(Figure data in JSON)
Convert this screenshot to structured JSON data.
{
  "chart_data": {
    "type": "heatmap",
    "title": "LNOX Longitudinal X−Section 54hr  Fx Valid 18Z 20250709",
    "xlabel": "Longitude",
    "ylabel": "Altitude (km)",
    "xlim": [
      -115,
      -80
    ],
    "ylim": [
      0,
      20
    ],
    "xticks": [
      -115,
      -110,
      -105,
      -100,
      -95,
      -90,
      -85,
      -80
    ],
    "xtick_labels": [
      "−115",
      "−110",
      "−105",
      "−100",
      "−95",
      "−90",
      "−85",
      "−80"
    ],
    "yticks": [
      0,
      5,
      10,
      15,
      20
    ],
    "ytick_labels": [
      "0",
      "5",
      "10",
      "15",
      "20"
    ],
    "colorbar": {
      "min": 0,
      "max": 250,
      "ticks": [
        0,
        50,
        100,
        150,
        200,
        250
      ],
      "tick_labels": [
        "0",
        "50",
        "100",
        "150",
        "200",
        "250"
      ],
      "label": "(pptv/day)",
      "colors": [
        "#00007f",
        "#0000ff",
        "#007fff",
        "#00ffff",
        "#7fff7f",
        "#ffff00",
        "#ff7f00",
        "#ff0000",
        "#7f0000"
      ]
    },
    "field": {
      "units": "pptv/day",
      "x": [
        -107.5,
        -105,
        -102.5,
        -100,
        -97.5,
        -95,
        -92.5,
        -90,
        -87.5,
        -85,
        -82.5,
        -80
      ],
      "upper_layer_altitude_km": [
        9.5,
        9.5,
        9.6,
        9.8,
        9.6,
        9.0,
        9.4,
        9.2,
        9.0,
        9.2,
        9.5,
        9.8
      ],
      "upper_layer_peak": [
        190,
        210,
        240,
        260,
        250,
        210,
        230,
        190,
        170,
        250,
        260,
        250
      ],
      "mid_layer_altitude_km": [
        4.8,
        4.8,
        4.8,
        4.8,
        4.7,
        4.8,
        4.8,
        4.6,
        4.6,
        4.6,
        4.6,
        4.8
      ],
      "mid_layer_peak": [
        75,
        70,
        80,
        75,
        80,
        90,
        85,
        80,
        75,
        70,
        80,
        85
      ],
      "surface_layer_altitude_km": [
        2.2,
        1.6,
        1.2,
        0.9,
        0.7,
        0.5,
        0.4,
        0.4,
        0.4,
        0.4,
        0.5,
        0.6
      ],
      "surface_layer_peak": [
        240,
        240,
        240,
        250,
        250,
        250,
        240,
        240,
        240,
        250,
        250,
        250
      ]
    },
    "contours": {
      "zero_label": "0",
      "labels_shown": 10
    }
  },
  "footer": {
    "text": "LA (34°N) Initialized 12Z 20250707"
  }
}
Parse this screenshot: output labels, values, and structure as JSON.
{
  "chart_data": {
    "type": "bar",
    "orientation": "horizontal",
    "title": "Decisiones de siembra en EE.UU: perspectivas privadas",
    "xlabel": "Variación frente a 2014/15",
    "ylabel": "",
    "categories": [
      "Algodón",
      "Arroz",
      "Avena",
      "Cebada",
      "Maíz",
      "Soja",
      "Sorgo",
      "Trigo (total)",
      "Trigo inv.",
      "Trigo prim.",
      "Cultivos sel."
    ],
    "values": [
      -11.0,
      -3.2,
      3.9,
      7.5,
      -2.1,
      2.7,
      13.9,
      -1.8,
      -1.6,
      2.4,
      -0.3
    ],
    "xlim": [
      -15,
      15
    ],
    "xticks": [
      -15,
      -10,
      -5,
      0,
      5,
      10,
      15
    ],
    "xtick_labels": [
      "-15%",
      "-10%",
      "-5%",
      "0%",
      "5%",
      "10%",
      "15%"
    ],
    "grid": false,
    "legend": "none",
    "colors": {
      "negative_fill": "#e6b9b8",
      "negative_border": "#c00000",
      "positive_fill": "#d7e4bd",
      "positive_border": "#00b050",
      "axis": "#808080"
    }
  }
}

EXERCISE: Determine how many lines above contain "screenshot" as a word or string. Give the number alone.

FINAL ANSWER: 2